• EXERCISE MATERIALS
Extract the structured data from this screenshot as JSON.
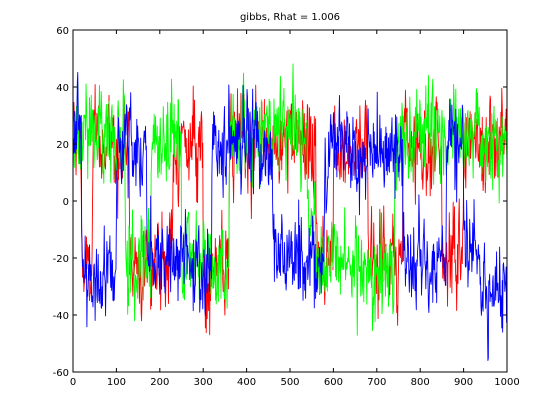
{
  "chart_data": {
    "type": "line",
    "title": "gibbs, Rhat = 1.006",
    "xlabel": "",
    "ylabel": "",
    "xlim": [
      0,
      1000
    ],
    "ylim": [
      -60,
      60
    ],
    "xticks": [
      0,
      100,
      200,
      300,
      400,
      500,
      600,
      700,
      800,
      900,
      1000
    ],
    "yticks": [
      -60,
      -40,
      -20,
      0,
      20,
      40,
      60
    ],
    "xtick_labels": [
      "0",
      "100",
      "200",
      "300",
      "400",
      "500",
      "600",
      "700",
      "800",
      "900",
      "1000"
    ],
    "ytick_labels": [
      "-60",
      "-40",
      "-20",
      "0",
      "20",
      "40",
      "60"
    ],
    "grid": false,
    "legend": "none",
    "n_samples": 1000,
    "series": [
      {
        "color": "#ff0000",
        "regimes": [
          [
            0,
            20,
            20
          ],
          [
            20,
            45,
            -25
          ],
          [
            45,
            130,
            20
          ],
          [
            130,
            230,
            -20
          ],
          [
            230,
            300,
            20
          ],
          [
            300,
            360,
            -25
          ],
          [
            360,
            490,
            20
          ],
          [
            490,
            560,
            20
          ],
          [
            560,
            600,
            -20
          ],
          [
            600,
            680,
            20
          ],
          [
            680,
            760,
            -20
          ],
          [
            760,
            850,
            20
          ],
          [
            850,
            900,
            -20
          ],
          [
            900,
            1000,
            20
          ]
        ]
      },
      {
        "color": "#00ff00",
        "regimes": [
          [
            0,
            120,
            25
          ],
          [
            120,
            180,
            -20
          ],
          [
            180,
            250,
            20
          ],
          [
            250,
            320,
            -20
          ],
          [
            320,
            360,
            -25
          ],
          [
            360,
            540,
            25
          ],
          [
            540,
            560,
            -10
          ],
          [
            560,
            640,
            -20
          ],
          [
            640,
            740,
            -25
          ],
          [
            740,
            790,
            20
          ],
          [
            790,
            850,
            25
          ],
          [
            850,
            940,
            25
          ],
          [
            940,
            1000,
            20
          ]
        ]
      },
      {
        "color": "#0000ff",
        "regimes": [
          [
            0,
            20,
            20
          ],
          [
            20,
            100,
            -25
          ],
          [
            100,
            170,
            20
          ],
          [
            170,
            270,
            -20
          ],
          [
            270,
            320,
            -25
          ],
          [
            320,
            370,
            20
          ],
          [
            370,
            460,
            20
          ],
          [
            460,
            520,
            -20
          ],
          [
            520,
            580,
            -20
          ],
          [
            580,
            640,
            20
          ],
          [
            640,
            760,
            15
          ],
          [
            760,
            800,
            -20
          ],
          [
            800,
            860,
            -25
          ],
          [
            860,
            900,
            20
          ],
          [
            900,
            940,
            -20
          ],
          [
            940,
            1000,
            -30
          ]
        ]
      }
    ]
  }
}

• GOAL OF THE EXERCISE
Omit pictures; set down the rest of the material word for word.

• WORKED SOLUTION
Extract the structured data from this screenshot as JSON.
{
  "chart_data": {
    "type": "line",
    "title": "gibbs, Rhat = 1.006",
    "xlabel": "",
    "ylabel": "",
    "xlim": [
      0,
      1000
    ],
    "ylim": [
      -60,
      60
    ],
    "xticks": [
      0,
      100,
      200,
      300,
      400,
      500,
      600,
      700,
      800,
      900,
      1000
    ],
    "yticks": [
      -60,
      -40,
      -20,
      0,
      20,
      40,
      60
    ],
    "xtick_labels": [
      "0",
      "100",
      "200",
      "300",
      "400",
      "500",
      "600",
      "700",
      "800",
      "900",
      "1000"
    ],
    "ytick_labels": [
      "-60",
      "-40",
      "-20",
      "0",
      "20",
      "40",
      "60"
    ],
    "grid": false,
    "legend": "none",
    "n_samples": 1000,
    "series": [
      {
        "color": "#ff0000",
        "regimes": [
          [
            0,
            20,
            20
          ],
          [
            20,
            45,
            -25
          ],
          [
            45,
            130,
            20
          ],
          [
            130,
            230,
            -20
          ],
          [
            230,
            300,
            20
          ],
          [
            300,
            360,
            -25
          ],
          [
            360,
            490,
            20
          ],
          [
            490,
            560,
            20
          ],
          [
            560,
            600,
            -20
          ],
          [
            600,
            680,
            20
          ],
          [
            680,
            760,
            -20
          ],
          [
            760,
            850,
            20
          ],
          [
            850,
            900,
            -20
          ],
          [
            900,
            1000,
            20
          ]
        ]
      },
      {
        "color": "#00ff00",
        "regimes": [
          [
            0,
            120,
            25
          ],
          [
            120,
            180,
            -20
          ],
          [
            180,
            250,
            20
          ],
          [
            250,
            320,
            -20
          ],
          [
            320,
            360,
            -25
          ],
          [
            360,
            540,
            25
          ],
          [
            540,
            560,
            -10
          ],
          [
            560,
            640,
            -20
          ],
          [
            640,
            740,
            -25
          ],
          [
            740,
            790,
            20
          ],
          [
            790,
            850,
            25
          ],
          [
            850,
            940,
            25
          ],
          [
            940,
            1000,
            20
          ]
        ]
      },
      {
        "color": "#0000ff",
        "regimes": [
          [
            0,
            20,
            20
          ],
          [
            20,
            100,
            -25
          ],
          [
            100,
            170,
            20
          ],
          [
            170,
            270,
            -20
          ],
          [
            270,
            320,
            -25
          ],
          [
            320,
            370,
            20
          ],
          [
            370,
            460,
            20
          ],
          [
            460,
            520,
            -20
          ],
          [
            520,
            580,
            -20
          ],
          [
            580,
            640,
            20
          ],
          [
            640,
            760,
            15
          ],
          [
            760,
            800,
            -20
          ],
          [
            800,
            860,
            -25
          ],
          [
            860,
            900,
            20
          ],
          [
            900,
            940,
            -20
          ],
          [
            940,
            1000,
            -30
          ]
        ]
      }
    ]
  }
}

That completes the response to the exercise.